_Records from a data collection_
******

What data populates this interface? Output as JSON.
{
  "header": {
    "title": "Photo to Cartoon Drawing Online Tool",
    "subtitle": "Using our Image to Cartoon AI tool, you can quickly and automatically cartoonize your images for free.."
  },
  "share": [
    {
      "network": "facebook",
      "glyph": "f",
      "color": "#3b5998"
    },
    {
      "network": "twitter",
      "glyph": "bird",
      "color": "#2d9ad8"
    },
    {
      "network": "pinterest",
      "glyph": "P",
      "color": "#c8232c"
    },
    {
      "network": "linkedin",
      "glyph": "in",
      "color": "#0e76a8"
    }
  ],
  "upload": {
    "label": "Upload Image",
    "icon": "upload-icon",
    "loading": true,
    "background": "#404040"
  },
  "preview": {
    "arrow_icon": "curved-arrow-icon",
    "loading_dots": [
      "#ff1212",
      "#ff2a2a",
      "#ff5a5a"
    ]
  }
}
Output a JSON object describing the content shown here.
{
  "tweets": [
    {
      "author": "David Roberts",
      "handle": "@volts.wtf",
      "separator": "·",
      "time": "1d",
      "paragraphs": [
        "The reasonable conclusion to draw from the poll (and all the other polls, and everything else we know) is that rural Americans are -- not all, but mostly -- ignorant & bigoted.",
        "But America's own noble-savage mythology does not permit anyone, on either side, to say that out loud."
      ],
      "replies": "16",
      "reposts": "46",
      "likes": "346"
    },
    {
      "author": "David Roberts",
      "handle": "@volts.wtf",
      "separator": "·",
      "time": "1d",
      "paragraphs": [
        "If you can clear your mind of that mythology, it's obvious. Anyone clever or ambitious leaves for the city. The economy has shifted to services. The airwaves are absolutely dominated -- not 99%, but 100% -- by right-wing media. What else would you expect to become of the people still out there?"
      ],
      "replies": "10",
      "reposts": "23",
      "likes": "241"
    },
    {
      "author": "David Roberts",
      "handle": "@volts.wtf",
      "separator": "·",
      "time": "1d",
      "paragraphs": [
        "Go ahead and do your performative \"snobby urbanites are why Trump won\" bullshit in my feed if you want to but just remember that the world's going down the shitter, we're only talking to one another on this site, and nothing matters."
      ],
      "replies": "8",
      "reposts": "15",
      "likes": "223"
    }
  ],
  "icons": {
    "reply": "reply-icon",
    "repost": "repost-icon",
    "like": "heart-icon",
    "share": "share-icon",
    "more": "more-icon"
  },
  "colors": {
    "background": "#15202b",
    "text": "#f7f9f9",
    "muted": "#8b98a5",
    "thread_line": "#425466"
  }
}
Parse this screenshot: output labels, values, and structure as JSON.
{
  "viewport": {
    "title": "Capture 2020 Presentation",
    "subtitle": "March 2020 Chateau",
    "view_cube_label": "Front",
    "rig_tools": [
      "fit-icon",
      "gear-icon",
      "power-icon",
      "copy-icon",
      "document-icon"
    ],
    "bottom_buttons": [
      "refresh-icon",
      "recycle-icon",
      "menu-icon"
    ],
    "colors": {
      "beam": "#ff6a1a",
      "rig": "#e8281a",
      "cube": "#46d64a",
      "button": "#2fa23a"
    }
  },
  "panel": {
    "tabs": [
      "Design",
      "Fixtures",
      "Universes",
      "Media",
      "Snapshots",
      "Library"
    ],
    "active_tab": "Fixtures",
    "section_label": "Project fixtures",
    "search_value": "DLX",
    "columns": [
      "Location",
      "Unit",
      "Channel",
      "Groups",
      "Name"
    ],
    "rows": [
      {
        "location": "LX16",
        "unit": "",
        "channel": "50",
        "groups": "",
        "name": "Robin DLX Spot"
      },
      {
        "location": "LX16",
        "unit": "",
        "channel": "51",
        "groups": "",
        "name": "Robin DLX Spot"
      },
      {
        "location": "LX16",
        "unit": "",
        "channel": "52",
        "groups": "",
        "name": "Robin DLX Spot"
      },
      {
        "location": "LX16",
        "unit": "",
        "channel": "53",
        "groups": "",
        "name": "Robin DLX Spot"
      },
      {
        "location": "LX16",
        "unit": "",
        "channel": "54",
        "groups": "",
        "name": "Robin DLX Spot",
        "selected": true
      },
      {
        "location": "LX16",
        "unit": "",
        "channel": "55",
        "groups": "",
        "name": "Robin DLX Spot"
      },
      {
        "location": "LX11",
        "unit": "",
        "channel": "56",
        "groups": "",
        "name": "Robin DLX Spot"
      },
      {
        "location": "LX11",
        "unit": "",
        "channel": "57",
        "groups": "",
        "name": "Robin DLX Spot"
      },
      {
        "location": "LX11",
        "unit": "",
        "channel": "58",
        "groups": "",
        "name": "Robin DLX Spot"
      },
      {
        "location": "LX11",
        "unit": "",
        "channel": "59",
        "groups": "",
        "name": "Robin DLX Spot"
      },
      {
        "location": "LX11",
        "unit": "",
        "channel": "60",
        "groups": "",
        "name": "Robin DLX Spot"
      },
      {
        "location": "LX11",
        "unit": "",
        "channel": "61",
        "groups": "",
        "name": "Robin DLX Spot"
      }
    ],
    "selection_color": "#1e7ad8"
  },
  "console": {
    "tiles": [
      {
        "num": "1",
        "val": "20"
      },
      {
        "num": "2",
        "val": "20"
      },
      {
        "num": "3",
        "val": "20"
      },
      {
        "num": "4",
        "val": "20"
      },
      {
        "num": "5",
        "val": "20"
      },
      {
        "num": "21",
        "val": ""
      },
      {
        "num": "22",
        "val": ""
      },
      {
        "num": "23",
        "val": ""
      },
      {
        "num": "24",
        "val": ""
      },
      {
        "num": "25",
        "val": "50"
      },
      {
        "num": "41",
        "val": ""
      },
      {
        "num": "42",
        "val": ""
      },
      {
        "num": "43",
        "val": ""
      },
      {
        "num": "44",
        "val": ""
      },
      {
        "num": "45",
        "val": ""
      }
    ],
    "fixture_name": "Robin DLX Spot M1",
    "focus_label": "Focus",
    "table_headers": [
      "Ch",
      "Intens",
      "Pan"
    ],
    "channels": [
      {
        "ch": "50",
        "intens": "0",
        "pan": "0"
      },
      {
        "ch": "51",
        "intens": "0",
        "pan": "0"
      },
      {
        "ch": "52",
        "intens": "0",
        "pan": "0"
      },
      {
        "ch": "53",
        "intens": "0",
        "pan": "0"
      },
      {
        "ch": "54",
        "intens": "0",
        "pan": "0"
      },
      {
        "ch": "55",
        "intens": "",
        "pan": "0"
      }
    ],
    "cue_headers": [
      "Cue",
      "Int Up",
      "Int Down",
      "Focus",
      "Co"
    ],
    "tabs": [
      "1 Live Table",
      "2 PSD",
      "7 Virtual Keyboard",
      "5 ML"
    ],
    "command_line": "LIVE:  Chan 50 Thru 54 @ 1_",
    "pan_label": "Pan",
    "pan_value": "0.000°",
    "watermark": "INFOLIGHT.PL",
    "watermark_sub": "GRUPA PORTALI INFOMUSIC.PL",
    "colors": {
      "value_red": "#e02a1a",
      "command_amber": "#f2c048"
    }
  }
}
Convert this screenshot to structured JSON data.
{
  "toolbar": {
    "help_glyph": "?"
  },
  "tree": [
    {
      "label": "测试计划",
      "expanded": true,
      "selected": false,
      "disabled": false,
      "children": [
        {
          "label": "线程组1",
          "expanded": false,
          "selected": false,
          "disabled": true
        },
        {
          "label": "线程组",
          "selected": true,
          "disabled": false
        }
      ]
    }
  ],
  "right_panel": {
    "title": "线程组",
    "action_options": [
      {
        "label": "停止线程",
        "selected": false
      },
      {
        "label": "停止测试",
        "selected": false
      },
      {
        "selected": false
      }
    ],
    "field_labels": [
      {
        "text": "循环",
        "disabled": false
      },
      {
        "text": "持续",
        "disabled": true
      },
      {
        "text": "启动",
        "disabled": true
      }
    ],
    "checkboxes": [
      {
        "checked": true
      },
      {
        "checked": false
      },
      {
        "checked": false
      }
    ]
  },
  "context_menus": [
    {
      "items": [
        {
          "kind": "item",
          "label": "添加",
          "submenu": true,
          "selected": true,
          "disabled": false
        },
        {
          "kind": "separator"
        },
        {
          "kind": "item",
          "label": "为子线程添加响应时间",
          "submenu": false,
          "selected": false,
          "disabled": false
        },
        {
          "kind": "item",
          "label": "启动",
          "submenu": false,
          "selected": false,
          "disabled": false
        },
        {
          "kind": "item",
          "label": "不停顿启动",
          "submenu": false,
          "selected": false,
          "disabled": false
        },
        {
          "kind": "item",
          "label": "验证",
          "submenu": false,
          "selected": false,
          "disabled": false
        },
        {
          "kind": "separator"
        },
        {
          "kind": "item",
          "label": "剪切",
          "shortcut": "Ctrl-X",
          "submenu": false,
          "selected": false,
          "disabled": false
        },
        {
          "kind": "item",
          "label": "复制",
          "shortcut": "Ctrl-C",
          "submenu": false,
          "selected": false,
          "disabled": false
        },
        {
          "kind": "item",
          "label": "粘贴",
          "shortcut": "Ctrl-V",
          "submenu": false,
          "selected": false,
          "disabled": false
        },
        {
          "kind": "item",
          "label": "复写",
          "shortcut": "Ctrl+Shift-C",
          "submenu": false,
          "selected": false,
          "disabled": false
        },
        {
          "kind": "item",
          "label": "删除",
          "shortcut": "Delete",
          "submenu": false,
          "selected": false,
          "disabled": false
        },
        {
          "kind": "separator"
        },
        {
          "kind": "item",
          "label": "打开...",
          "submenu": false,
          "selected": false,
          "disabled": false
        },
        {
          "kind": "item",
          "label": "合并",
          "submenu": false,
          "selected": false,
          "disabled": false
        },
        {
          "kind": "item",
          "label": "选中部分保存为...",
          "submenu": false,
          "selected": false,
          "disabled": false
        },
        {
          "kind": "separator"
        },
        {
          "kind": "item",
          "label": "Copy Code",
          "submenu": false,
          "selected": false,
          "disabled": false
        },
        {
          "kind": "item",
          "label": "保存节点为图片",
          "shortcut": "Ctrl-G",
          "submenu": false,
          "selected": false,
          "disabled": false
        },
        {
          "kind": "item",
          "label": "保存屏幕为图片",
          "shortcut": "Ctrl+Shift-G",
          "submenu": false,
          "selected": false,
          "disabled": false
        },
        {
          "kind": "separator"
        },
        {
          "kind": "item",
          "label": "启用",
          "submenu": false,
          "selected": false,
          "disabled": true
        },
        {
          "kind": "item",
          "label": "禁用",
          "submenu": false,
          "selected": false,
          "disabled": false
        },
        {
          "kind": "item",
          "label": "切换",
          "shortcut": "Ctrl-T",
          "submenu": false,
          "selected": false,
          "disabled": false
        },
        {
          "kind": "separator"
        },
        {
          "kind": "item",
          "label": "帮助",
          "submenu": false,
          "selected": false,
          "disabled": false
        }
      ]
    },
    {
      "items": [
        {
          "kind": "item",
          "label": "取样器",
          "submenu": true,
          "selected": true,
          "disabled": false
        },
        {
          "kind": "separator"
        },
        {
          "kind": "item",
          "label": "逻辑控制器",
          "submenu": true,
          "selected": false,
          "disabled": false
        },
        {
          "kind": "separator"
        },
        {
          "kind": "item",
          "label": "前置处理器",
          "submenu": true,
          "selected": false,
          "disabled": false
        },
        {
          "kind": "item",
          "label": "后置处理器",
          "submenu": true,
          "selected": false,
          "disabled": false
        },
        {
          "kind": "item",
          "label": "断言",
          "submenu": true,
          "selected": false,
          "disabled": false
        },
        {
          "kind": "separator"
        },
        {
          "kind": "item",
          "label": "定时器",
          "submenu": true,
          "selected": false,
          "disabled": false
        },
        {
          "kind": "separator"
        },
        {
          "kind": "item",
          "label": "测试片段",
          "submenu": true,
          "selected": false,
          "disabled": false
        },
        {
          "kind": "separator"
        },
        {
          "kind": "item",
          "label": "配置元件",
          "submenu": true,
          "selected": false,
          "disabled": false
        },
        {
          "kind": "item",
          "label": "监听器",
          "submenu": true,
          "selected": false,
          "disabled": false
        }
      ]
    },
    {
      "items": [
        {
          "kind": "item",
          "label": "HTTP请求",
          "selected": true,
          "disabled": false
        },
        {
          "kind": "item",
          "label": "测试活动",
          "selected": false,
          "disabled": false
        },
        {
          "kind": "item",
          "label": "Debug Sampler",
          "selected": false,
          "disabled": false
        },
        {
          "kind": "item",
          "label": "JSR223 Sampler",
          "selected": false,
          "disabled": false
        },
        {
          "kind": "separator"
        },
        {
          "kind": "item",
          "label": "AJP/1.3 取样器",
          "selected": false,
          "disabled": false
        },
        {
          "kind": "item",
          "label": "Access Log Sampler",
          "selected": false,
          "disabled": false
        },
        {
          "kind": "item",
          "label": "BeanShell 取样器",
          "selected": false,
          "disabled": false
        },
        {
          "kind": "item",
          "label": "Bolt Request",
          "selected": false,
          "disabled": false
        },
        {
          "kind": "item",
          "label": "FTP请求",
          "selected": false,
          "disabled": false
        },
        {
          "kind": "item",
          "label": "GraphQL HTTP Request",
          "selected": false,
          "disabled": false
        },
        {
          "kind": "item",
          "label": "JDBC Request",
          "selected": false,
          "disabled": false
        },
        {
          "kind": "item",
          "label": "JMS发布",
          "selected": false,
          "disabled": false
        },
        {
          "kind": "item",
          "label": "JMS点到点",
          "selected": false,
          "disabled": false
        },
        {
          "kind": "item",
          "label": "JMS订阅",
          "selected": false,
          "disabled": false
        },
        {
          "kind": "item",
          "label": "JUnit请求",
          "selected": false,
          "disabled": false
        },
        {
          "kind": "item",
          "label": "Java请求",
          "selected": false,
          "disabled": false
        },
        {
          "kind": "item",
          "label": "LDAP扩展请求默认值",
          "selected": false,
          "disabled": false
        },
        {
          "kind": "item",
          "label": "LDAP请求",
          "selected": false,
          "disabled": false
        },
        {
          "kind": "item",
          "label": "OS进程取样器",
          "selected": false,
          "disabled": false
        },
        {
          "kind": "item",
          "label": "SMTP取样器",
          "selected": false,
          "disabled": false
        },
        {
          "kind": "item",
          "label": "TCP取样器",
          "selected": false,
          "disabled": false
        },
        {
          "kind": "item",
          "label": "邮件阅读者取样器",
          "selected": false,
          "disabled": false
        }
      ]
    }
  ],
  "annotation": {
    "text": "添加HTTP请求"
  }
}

******

Using the listing above, locate the lines that hold "network" and copy each one.

_Written solution_
      "network": "facebook",
      "network": "twitter",
      "network": "pinterest",
      "network": "linkedin",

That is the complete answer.